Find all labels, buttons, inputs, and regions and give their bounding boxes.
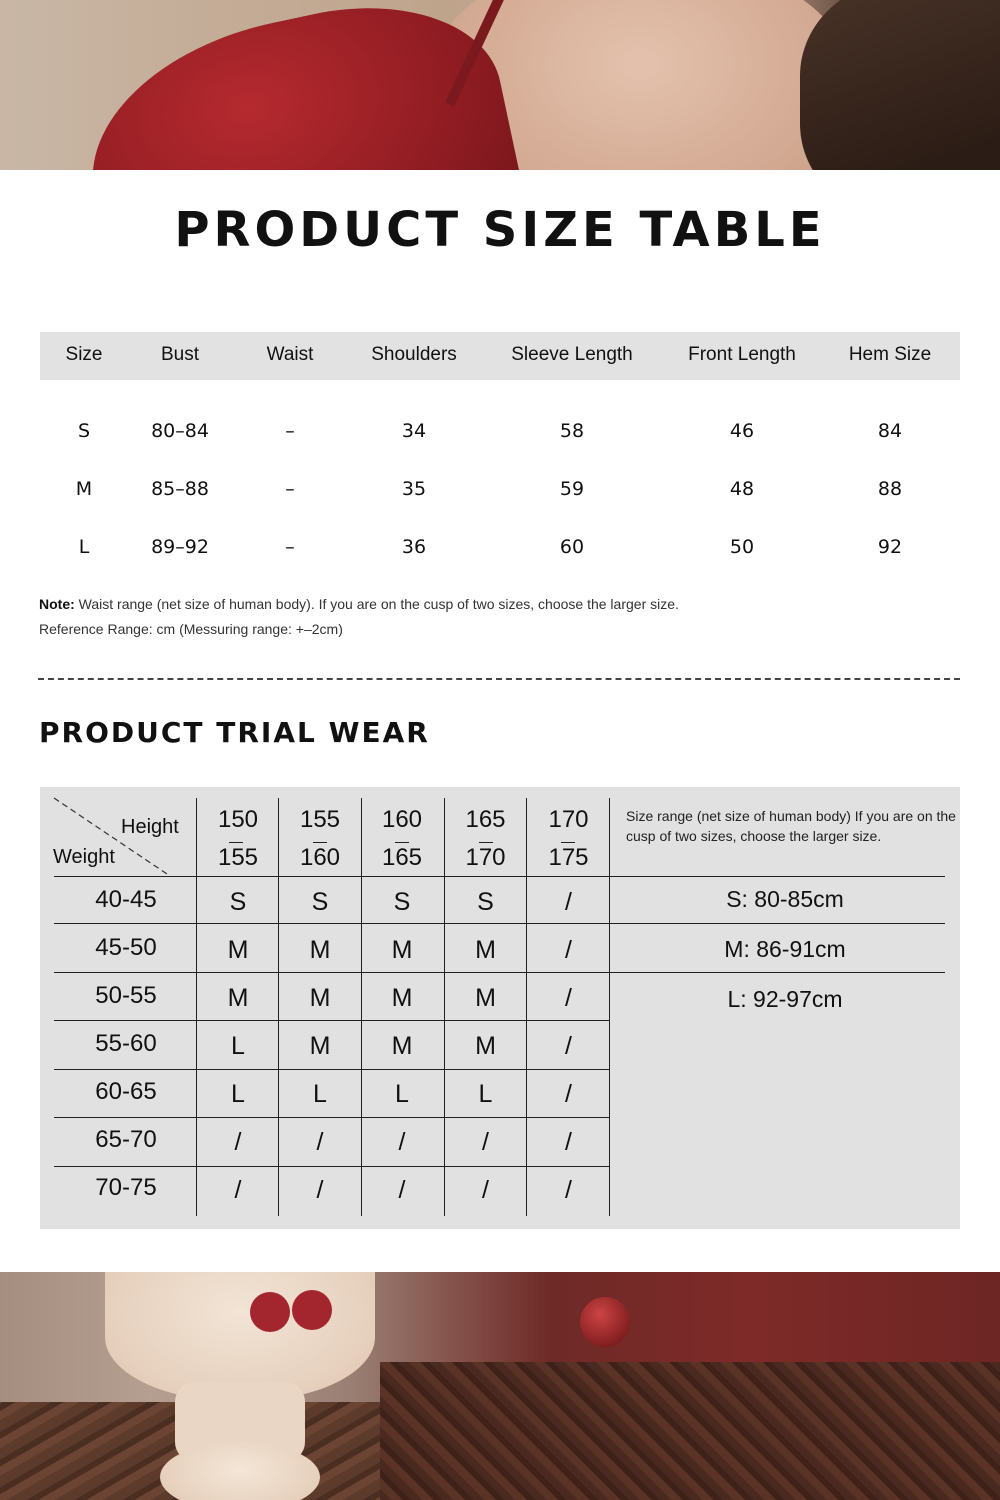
height-170-top: 170 <box>548 806 589 833</box>
waist-cell: – <box>285 536 295 558</box>
grid-cell: / <box>398 1176 406 1204</box>
sleeve-cell: 60 <box>559 536 585 558</box>
note-label: Note: <box>39 596 75 612</box>
grid-hline <box>54 1117 610 1118</box>
waist-cell: – <box>285 478 295 500</box>
grid-cell: M <box>391 1032 413 1060</box>
waist-cell: – <box>285 420 295 442</box>
bust-cell: 80–84 <box>151 420 209 442</box>
height-150-top: 150 <box>217 806 259 833</box>
size-note <box>39 596 679 612</box>
front-length-cell: 46 <box>729 420 755 442</box>
weight-label: Weight <box>53 846 115 868</box>
height-160-top: 160 <box>381 806 423 833</box>
weight-55-60: 55-60 <box>95 1030 157 1057</box>
grid-hline <box>54 1069 610 1070</box>
grid-cell: L <box>313 1080 327 1108</box>
grid-hline <box>54 972 945 973</box>
sleeve-cell: 58 <box>559 420 585 442</box>
grid-cell: S <box>393 888 411 916</box>
grid-cell: / <box>565 888 572 916</box>
grid-cell: M <box>391 984 413 1012</box>
height-155-top: 155 <box>299 806 341 833</box>
grid-cell: / <box>565 1080 572 1108</box>
reference-range: Reference Range: cm (Messuring range: +–2cm) <box>39 621 343 637</box>
grid-cell: S <box>311 888 329 916</box>
shoulders-cell: 36 <box>401 536 427 558</box>
grid-cell: / <box>234 1176 242 1204</box>
height-160-bottom: 165 <box>381 844 423 871</box>
grid-cell: M <box>309 936 331 964</box>
bust-cell: 85–88 <box>151 478 209 500</box>
grid-cell: / <box>565 936 572 964</box>
grid-cell: M <box>475 936 496 964</box>
weight-50-55: 50-55 <box>95 982 157 1009</box>
grid-hline <box>54 876 945 877</box>
grid-hline <box>54 1020 610 1021</box>
trial-wear-title: PRODUCT TRIAL WEAR <box>39 716 430 749</box>
grid-cell: / <box>565 1032 572 1060</box>
header-size: Size <box>65 344 103 365</box>
height-150-bottom: 155 <box>217 844 259 871</box>
weight-45-50: 45-50 <box>95 934 157 961</box>
size-range-note: Size range (net size of human body) If you are on the cusp of two sizes, choose the larger size. <box>626 808 956 844</box>
top-product-photo <box>0 0 1000 170</box>
grid-cell: / <box>316 1176 324 1204</box>
grid-cell: / <box>482 1176 489 1204</box>
grid-cell: S <box>477 888 494 916</box>
grid-cell: M <box>309 984 331 1012</box>
size-cell: L <box>78 536 90 558</box>
grid-cell: / <box>482 1128 489 1156</box>
hem-cell: 84 <box>877 420 903 442</box>
range-dash <box>479 842 493 843</box>
header-shoulders: Shoulders <box>371 344 457 365</box>
sleeve-cell: 59 <box>559 478 585 500</box>
grid-cell: L <box>478 1080 493 1108</box>
grid-cell: M <box>227 936 249 964</box>
height-170-bottom: 175 <box>548 844 589 871</box>
grid-cell: L <box>395 1080 409 1108</box>
weight-70-75: 70-75 <box>95 1174 157 1201</box>
header-sleeve-length: Sleeve Length <box>511 344 633 365</box>
grid-cell: S <box>229 888 247 916</box>
hem-cell: 88 <box>877 478 903 500</box>
grid-cell: / <box>398 1128 406 1156</box>
weight-60-65: 60-65 <box>95 1078 157 1105</box>
bottom-product-photo <box>0 1272 1000 1500</box>
size-range-s: S: 80-85cm <box>726 886 844 912</box>
shoulders-cell: 34 <box>401 420 427 442</box>
weight-65-70: 65-70 <box>95 1126 157 1153</box>
grid-cell: / <box>234 1128 242 1156</box>
grid-cell: M <box>475 1032 496 1060</box>
size-table-title: PRODUCT SIZE TABLE <box>174 202 826 258</box>
hem-cell: 92 <box>877 536 903 558</box>
grid-cell: / <box>565 1176 572 1204</box>
note-text: Waist range (net size of human body). If you are on the cusp of two sizes, choose the larger size. <box>74 596 679 612</box>
grid-hline <box>54 1166 610 1167</box>
header-waist: Waist <box>266 344 314 365</box>
height-label: Height <box>121 816 179 838</box>
grid-hline <box>54 923 945 924</box>
weight-40-45: 40-45 <box>95 886 157 913</box>
front-length-cell: 50 <box>729 536 755 558</box>
size-cell: S <box>77 420 91 442</box>
range-dash <box>561 842 575 843</box>
header-bust: Bust <box>160 344 200 365</box>
front-length-cell: 48 <box>729 478 755 500</box>
range-dash <box>395 842 409 843</box>
grid-cell: L <box>231 1032 245 1060</box>
grid-cell: L <box>231 1080 245 1108</box>
grid-cell: / <box>316 1128 324 1156</box>
size-cell: M <box>75 478 93 500</box>
grid-cell: M <box>475 984 496 1012</box>
header-hem-size: Hem Size <box>848 344 932 365</box>
section-divider <box>38 678 960 680</box>
range-dash <box>313 842 327 843</box>
grid-cell: M <box>391 936 413 964</box>
grid-cell: M <box>227 984 249 1012</box>
height-155-bottom: 160 <box>299 844 341 871</box>
grid-cell: / <box>565 984 572 1012</box>
size-range-m: M: 86-91cm <box>724 936 846 962</box>
size-range-l: L: 92-97cm <box>727 986 843 1012</box>
height-165-bottom: 170 <box>465 844 506 871</box>
height-165-top: 165 <box>465 806 506 833</box>
grid-cell: / <box>565 1128 572 1156</box>
grid-cell: M <box>309 1032 331 1060</box>
range-dash <box>229 842 243 843</box>
header-front-length: Front Length <box>688 344 796 365</box>
shoulders-cell: 35 <box>401 478 427 500</box>
bust-cell: 89–92 <box>151 536 209 558</box>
● ● ● ●
◆ INSTRUCTION:
Copy the rows between the line holding "height-170-top: 170 <box>548" and the line holding "grid-cell: M <box>309 984 331 1012</box>", inclusive, keeping them identical.

◆ ANSWER:
height-170-top: 170 <box>548 806 589 833</box>
waist-cell: – <box>285 536 295 558</box>
grid-cell: / <box>398 1176 406 1204</box>
sleeve-cell: 60 <box>559 536 585 558</box>
note-label: Note: <box>39 596 75 612</box>
grid-hline <box>54 1117 610 1118</box>
waist-cell: – <box>285 478 295 500</box>
grid-cell: M <box>391 1032 413 1060</box>
waist-cell: – <box>285 420 295 442</box>
bust-cell: 80–84 <box>151 420 209 442</box>
height-150-top: 150 <box>217 806 259 833</box>
size-note <box>39 596 679 612</box>
front-length-cell: 46 <box>729 420 755 442</box>
weight-label: Weight <box>53 846 115 868</box>
height-160-top: 160 <box>381 806 423 833</box>
weight-55-60: 55-60 <box>95 1030 157 1057</box>
grid-hline <box>54 1069 610 1070</box>
grid-cell: L <box>313 1080 327 1108</box>
grid-hline <box>54 972 945 973</box>
sleeve-cell: 58 <box>559 420 585 442</box>
grid-cell: S <box>393 888 411 916</box>
grid-cell: / <box>565 888 572 916</box>
grid-cell: M <box>391 984 413 1012</box>
height-155-top: 155 <box>299 806 341 833</box>
grid-cell: / <box>565 1080 572 1108</box>
reference-range: Reference Range: cm (Messuring range: +–2cm) <box>39 621 343 637</box>
grid-cell: S <box>311 888 329 916</box>
shoulders-cell: 36 <box>401 536 427 558</box>
grid-cell: / <box>234 1176 242 1204</box>
height-160-bottom: 165 <box>381 844 423 871</box>
grid-cell: M <box>309 936 331 964</box>
bust-cell: 85–88 <box>151 478 209 500</box>
grid-cell: / <box>565 936 572 964</box>
grid-cell: M <box>475 936 496 964</box>
weight-50-55: 50-55 <box>95 982 157 1009</box>
grid-hline <box>54 876 945 877</box>
grid-hline <box>54 1020 610 1021</box>
trial-wear-title: PRODUCT TRIAL WEAR <box>39 716 430 749</box>
grid-cell: / <box>565 1032 572 1060</box>
header-size: Size <box>65 344 103 365</box>
height-150-bottom: 155 <box>217 844 259 871</box>
weight-45-50: 45-50 <box>95 934 157 961</box>
size-range-note: Size range (net size of human body) If you are on the cusp of two sizes, choose the larger size. <box>626 808 956 844</box>
top-product-photo <box>0 0 1000 170</box>
grid-cell: / <box>316 1176 324 1204</box>
grid-cell: / <box>482 1176 489 1204</box>
grid-cell: S <box>477 888 494 916</box>
grid-cell: M <box>309 984 331 1012</box>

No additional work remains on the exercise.